(Input records):
◆ ◆ ◆ ◆ ◆

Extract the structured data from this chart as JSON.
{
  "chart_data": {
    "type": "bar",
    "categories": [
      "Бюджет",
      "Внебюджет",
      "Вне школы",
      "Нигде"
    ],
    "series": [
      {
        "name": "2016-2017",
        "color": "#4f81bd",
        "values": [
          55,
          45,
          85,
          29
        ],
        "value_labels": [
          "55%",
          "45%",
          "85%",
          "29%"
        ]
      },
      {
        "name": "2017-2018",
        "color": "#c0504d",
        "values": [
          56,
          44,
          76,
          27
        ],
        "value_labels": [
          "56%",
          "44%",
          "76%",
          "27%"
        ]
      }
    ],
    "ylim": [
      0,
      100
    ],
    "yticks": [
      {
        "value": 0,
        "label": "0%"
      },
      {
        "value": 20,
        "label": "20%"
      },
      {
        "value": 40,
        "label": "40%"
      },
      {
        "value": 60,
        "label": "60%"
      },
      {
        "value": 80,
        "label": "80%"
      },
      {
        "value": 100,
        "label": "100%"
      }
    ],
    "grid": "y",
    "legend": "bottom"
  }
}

◆ ◆ ◆ ◆ ◆

(Directions): The records above need to be transcribed in full. Keep every character unchanged.

(Result of the exercise):
Extract the structured data from this chart as JSON.
{
  "chart_data": {
    "type": "bar",
    "categories": [
      "Бюджет",
      "Внебюджет",
      "Вне школы",
      "Нигде"
    ],
    "series": [
      {
        "name": "2016-2017",
        "color": "#4f81bd",
        "values": [
          55,
          45,
          85,
          29
        ],
        "value_labels": [
          "55%",
          "45%",
          "85%",
          "29%"
        ]
      },
      {
        "name": "2017-2018",
        "color": "#c0504d",
        "values": [
          56,
          44,
          76,
          27
        ],
        "value_labels": [
          "56%",
          "44%",
          "76%",
          "27%"
        ]
      }
    ],
    "ylim": [
      0,
      100
    ],
    "yticks": [
      {
        "value": 0,
        "label": "0%"
      },
      {
        "value": 20,
        "label": "20%"
      },
      {
        "value": 40,
        "label": "40%"
      },
      {
        "value": 60,
        "label": "60%"
      },
      {
        "value": 80,
        "label": "80%"
      },
      {
        "value": 100,
        "label": "100%"
      }
    ],
    "grid": "y",
    "legend": "bottom"
  }
}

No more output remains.